— BEGIN EXERCISE MATERIAL —

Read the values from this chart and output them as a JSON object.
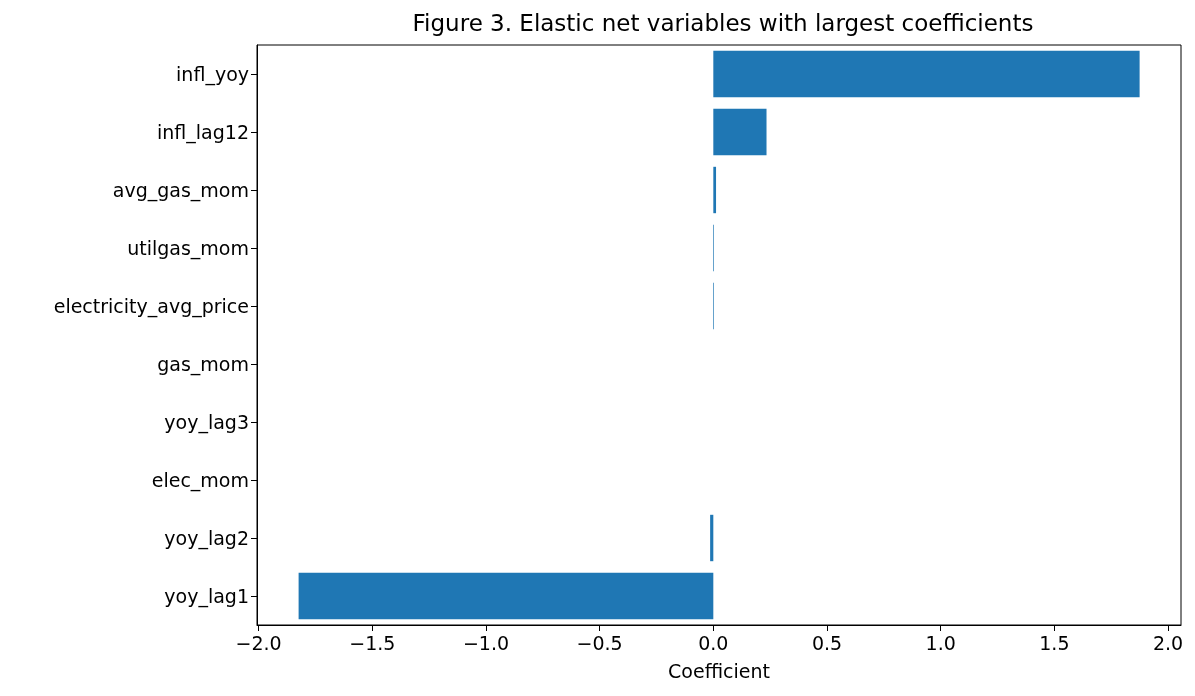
{
  "chart_data": {
    "type": "bar",
    "orientation": "horizontal",
    "title": "Figure 3. Elastic net variables with largest coefficients",
    "xlabel": "Coefficient",
    "categories": [
      "infl_yoy",
      "infl_lag12",
      "avg_gas_mom",
      "utilgas_mom",
      "electricity_avg_price",
      "gas_mom",
      "yoy_lag3",
      "elec_mom",
      "yoy_lag2",
      "yoy_lag1"
    ],
    "values": [
      1.875,
      0.234,
      0.012,
      0.003,
      0.003,
      0,
      0,
      0,
      -0.014,
      -1.824
    ],
    "color": "#1f77b4",
    "xlim": [
      -2.007,
      2.057
    ],
    "xticks": [
      {
        "value": -2,
        "label": "−2.0"
      },
      {
        "value": -1.5,
        "label": "−1.5"
      },
      {
        "value": -1,
        "label": "−1.0"
      },
      {
        "value": -0.5,
        "label": "−0.5"
      },
      {
        "value": 0,
        "label": "0.0"
      },
      {
        "value": 0.5,
        "label": "0.5"
      },
      {
        "value": 1,
        "label": "1.0"
      },
      {
        "value": 1.5,
        "label": "1.5"
      },
      {
        "value": 2,
        "label": "2.0"
      }
    ],
    "grid": false
  }
}
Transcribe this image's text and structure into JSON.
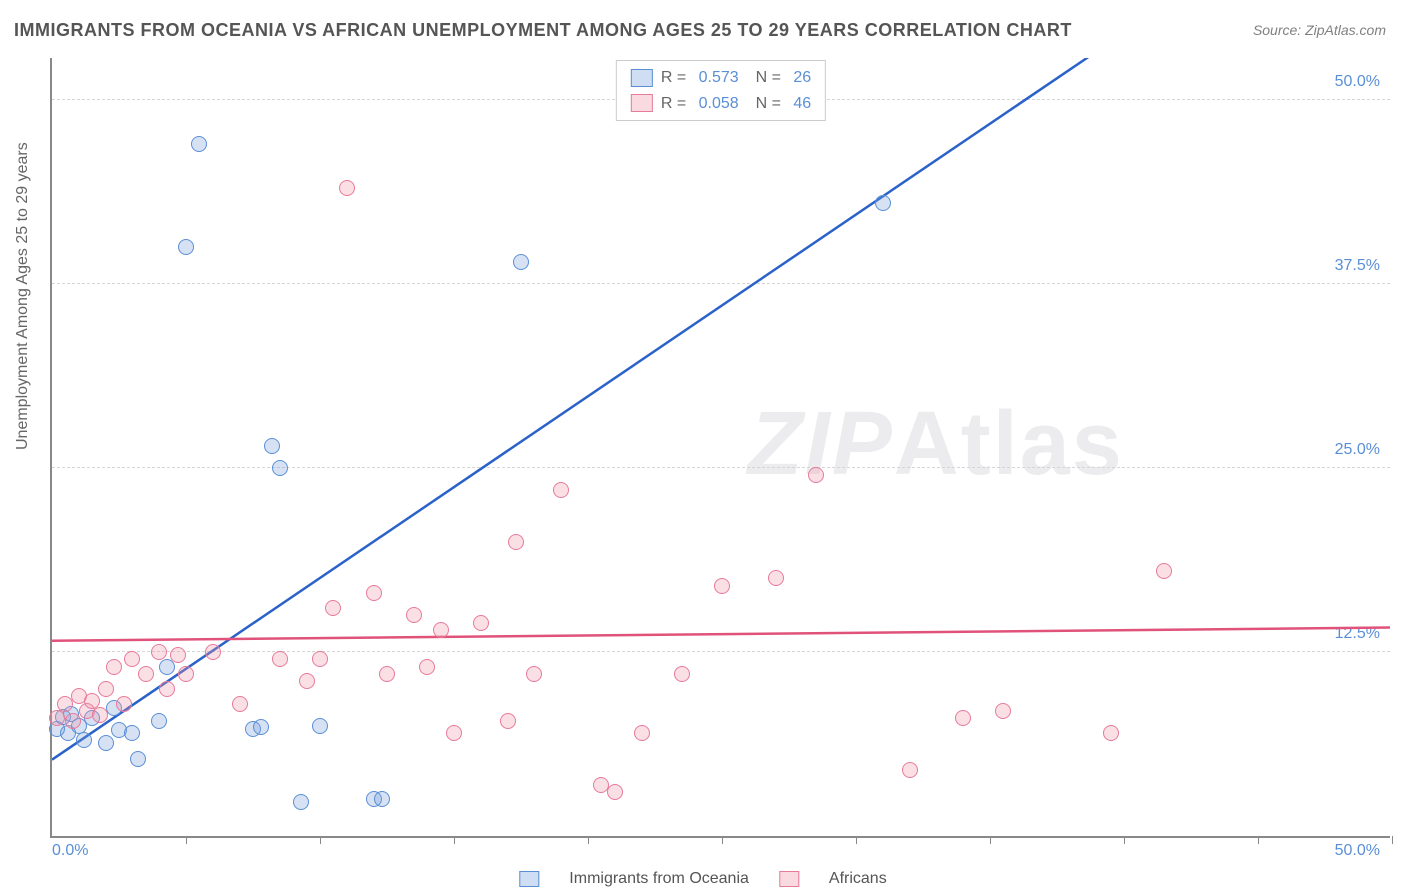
{
  "chart": {
    "type": "scatter",
    "title": "IMMIGRANTS FROM OCEANIA VS AFRICAN UNEMPLOYMENT AMONG AGES 25 TO 29 YEARS CORRELATION CHART",
    "source": "Source: ZipAtlas.com",
    "ylabel": "Unemployment Among Ages 25 to 29 years",
    "watermark": "ZIPAtlas",
    "background_color": "#ffffff",
    "grid_color": "#d5d5d5",
    "axis_color": "#888888",
    "tick_color": "#5a8fd6",
    "xlim": [
      0,
      50
    ],
    "ylim": [
      0,
      53
    ],
    "xtick_labels": {
      "left": "0.0%",
      "right": "50.0%"
    },
    "ytick_positions": [
      12.5,
      25.0,
      37.5,
      50.0
    ],
    "ytick_labels": [
      "12.5%",
      "25.0%",
      "37.5%",
      "50.0%"
    ],
    "xtick_marks": [
      5,
      10,
      15,
      20,
      25,
      30,
      35,
      40,
      45,
      50
    ],
    "series": [
      {
        "name": "Immigrants from Oceania",
        "color_fill": "rgba(120,160,220,0.3)",
        "color_stroke": "#5a8fd6",
        "marker": "circle",
        "marker_size": 16,
        "R": "0.573",
        "N": "26",
        "trend": {
          "y_at_x0": 5.2,
          "y_at_x50": 67.0,
          "line_color": "#2a62c9",
          "line_width": 2.5
        },
        "points": [
          [
            0.2,
            7.3
          ],
          [
            0.4,
            8.1
          ],
          [
            0.6,
            7.0
          ],
          [
            0.7,
            8.3
          ],
          [
            1.0,
            7.5
          ],
          [
            1.2,
            6.5
          ],
          [
            1.5,
            8.0
          ],
          [
            2.0,
            6.3
          ],
          [
            2.3,
            8.7
          ],
          [
            2.5,
            7.2
          ],
          [
            3.0,
            7.0
          ],
          [
            3.2,
            5.2
          ],
          [
            4.0,
            7.8
          ],
          [
            4.3,
            11.5
          ],
          [
            5.0,
            40.0
          ],
          [
            5.5,
            47.0
          ],
          [
            7.5,
            7.3
          ],
          [
            7.8,
            7.4
          ],
          [
            8.2,
            26.5
          ],
          [
            8.5,
            25.0
          ],
          [
            9.3,
            2.3
          ],
          [
            10.0,
            7.5
          ],
          [
            12.0,
            2.5
          ],
          [
            12.3,
            2.5
          ],
          [
            17.5,
            39.0
          ],
          [
            31.0,
            43.0
          ]
        ]
      },
      {
        "name": "Africans",
        "color_fill": "rgba(240,150,170,0.3)",
        "color_stroke": "#e87a9a",
        "marker": "circle",
        "marker_size": 16,
        "R": "0.058",
        "N": "46",
        "trend": {
          "y_at_x0": 13.3,
          "y_at_x50": 14.2,
          "line_color": "#e0527a",
          "line_width": 2.5
        },
        "points": [
          [
            0.2,
            8.0
          ],
          [
            0.5,
            9.0
          ],
          [
            0.8,
            7.8
          ],
          [
            1.0,
            9.5
          ],
          [
            1.3,
            8.5
          ],
          [
            1.5,
            9.2
          ],
          [
            1.8,
            8.2
          ],
          [
            2.0,
            10.0
          ],
          [
            2.3,
            11.5
          ],
          [
            2.7,
            9.0
          ],
          [
            3.0,
            12.0
          ],
          [
            3.5,
            11.0
          ],
          [
            4.0,
            12.5
          ],
          [
            4.3,
            10.0
          ],
          [
            4.7,
            12.3
          ],
          [
            5.0,
            11.0
          ],
          [
            6.0,
            12.5
          ],
          [
            7.0,
            9.0
          ],
          [
            8.5,
            12.0
          ],
          [
            9.5,
            10.5
          ],
          [
            10.0,
            12.0
          ],
          [
            10.5,
            15.5
          ],
          [
            11.0,
            44.0
          ],
          [
            12.0,
            16.5
          ],
          [
            12.5,
            11.0
          ],
          [
            13.5,
            15.0
          ],
          [
            14.0,
            11.5
          ],
          [
            14.5,
            14.0
          ],
          [
            15.0,
            7.0
          ],
          [
            16.0,
            14.5
          ],
          [
            17.0,
            7.8
          ],
          [
            17.3,
            20.0
          ],
          [
            18.0,
            11.0
          ],
          [
            19.0,
            23.5
          ],
          [
            20.5,
            3.5
          ],
          [
            21.0,
            3.0
          ],
          [
            22.0,
            7.0
          ],
          [
            23.5,
            11.0
          ],
          [
            25.0,
            17.0
          ],
          [
            27.0,
            17.5
          ],
          [
            28.5,
            24.5
          ],
          [
            32.0,
            4.5
          ],
          [
            34.0,
            8.0
          ],
          [
            35.5,
            8.5
          ],
          [
            39.5,
            7.0
          ],
          [
            41.5,
            18.0
          ]
        ]
      }
    ],
    "bottom_legend": [
      {
        "swatch": "blue",
        "label": "Immigrants from Oceania"
      },
      {
        "swatch": "pink",
        "label": "Africans"
      }
    ]
  }
}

— END EXERCISE MATERIAL —

From the material above, copy everything exactly but the pictures.

> RESPONSE TO THIS EXERCISE:
Read the values from this chart and output them as a JSON object.
{
  "chart_data": {
    "type": "bar",
    "orientation": "horizontal",
    "title": "Figure 3. Elastic net variables with largest coefficients",
    "xlabel": "Coefficient",
    "categories": [
      "infl_yoy",
      "infl_lag12",
      "avg_gas_mom",
      "utilgas_mom",
      "electricity_avg_price",
      "gas_mom",
      "yoy_lag3",
      "elec_mom",
      "yoy_lag2",
      "yoy_lag1"
    ],
    "values": [
      1.875,
      0.234,
      0.012,
      0.003,
      0.003,
      0,
      0,
      0,
      -0.014,
      -1.824
    ],
    "color": "#1f77b4",
    "xlim": [
      -2.007,
      2.057
    ],
    "xticks": [
      {
        "value": -2,
        "label": "−2.0"
      },
      {
        "value": -1.5,
        "label": "−1.5"
      },
      {
        "value": -1,
        "label": "−1.0"
      },
      {
        "value": -0.5,
        "label": "−0.5"
      },
      {
        "value": 0,
        "label": "0.0"
      },
      {
        "value": 0.5,
        "label": "0.5"
      },
      {
        "value": 1,
        "label": "1.0"
      },
      {
        "value": 1.5,
        "label": "1.5"
      },
      {
        "value": 2,
        "label": "2.0"
      }
    ],
    "grid": false
  }
}
Transcribe this image's text and structure into JSON.
{
  "chart": {
    "type": "scatter",
    "title": "IMMIGRANTS FROM OCEANIA VS AFRICAN UNEMPLOYMENT AMONG AGES 25 TO 29 YEARS CORRELATION CHART",
    "source": "Source: ZipAtlas.com",
    "ylabel": "Unemployment Among Ages 25 to 29 years",
    "watermark": "ZIPAtlas",
    "background_color": "#ffffff",
    "grid_color": "#d5d5d5",
    "axis_color": "#888888",
    "tick_color": "#5a8fd6",
    "xlim": [
      0,
      50
    ],
    "ylim": [
      0,
      53
    ],
    "xtick_labels": {
      "left": "0.0%",
      "right": "50.0%"
    },
    "ytick_positions": [
      12.5,
      25.0,
      37.5,
      50.0
    ],
    "ytick_labels": [
      "12.5%",
      "25.0%",
      "37.5%",
      "50.0%"
    ],
    "xtick_marks": [
      5,
      10,
      15,
      20,
      25,
      30,
      35,
      40,
      45,
      50
    ],
    "series": [
      {
        "name": "Immigrants from Oceania",
        "color_fill": "rgba(120,160,220,0.3)",
        "color_stroke": "#5a8fd6",
        "marker": "circle",
        "marker_size": 16,
        "R": "0.573",
        "N": "26",
        "trend": {
          "y_at_x0": 5.2,
          "y_at_x50": 67.0,
          "line_color": "#2a62c9",
          "line_width": 2.5
        },
        "points": [
          [
            0.2,
            7.3
          ],
          [
            0.4,
            8.1
          ],
          [
            0.6,
            7.0
          ],
          [
            0.7,
            8.3
          ],
          [
            1.0,
            7.5
          ],
          [
            1.2,
            6.5
          ],
          [
            1.5,
            8.0
          ],
          [
            2.0,
            6.3
          ],
          [
            2.3,
            8.7
          ],
          [
            2.5,
            7.2
          ],
          [
            3.0,
            7.0
          ],
          [
            3.2,
            5.2
          ],
          [
            4.0,
            7.8
          ],
          [
            4.3,
            11.5
          ],
          [
            5.0,
            40.0
          ],
          [
            5.5,
            47.0
          ],
          [
            7.5,
            7.3
          ],
          [
            7.8,
            7.4
          ],
          [
            8.2,
            26.5
          ],
          [
            8.5,
            25.0
          ],
          [
            9.3,
            2.3
          ],
          [
            10.0,
            7.5
          ],
          [
            12.0,
            2.5
          ],
          [
            12.3,
            2.5
          ],
          [
            17.5,
            39.0
          ],
          [
            31.0,
            43.0
          ]
        ]
      },
      {
        "name": "Africans",
        "color_fill": "rgba(240,150,170,0.3)",
        "color_stroke": "#e87a9a",
        "marker": "circle",
        "marker_size": 16,
        "R": "0.058",
        "N": "46",
        "trend": {
          "y_at_x0": 13.3,
          "y_at_x50": 14.2,
          "line_color": "#e0527a",
          "line_width": 2.5
        },
        "points": [
          [
            0.2,
            8.0
          ],
          [
            0.5,
            9.0
          ],
          [
            0.8,
            7.8
          ],
          [
            1.0,
            9.5
          ],
          [
            1.3,
            8.5
          ],
          [
            1.5,
            9.2
          ],
          [
            1.8,
            8.2
          ],
          [
            2.0,
            10.0
          ],
          [
            2.3,
            11.5
          ],
          [
            2.7,
            9.0
          ],
          [
            3.0,
            12.0
          ],
          [
            3.5,
            11.0
          ],
          [
            4.0,
            12.5
          ],
          [
            4.3,
            10.0
          ],
          [
            4.7,
            12.3
          ],
          [
            5.0,
            11.0
          ],
          [
            6.0,
            12.5
          ],
          [
            7.0,
            9.0
          ],
          [
            8.5,
            12.0
          ],
          [
            9.5,
            10.5
          ],
          [
            10.0,
            12.0
          ],
          [
            10.5,
            15.5
          ],
          [
            11.0,
            44.0
          ],
          [
            12.0,
            16.5
          ],
          [
            12.5,
            11.0
          ],
          [
            13.5,
            15.0
          ],
          [
            14.0,
            11.5
          ],
          [
            14.5,
            14.0
          ],
          [
            15.0,
            7.0
          ],
          [
            16.0,
            14.5
          ],
          [
            17.0,
            7.8
          ],
          [
            17.3,
            20.0
          ],
          [
            18.0,
            11.0
          ],
          [
            19.0,
            23.5
          ],
          [
            20.5,
            3.5
          ],
          [
            21.0,
            3.0
          ],
          [
            22.0,
            7.0
          ],
          [
            23.5,
            11.0
          ],
          [
            25.0,
            17.0
          ],
          [
            27.0,
            17.5
          ],
          [
            28.5,
            24.5
          ],
          [
            32.0,
            4.5
          ],
          [
            34.0,
            8.0
          ],
          [
            35.5,
            8.5
          ],
          [
            39.5,
            7.0
          ],
          [
            41.5,
            18.0
          ]
        ]
      }
    ],
    "bottom_legend": [
      {
        "swatch": "blue",
        "label": "Immigrants from Oceania"
      },
      {
        "swatch": "pink",
        "label": "Africans"
      }
    ]
  }
}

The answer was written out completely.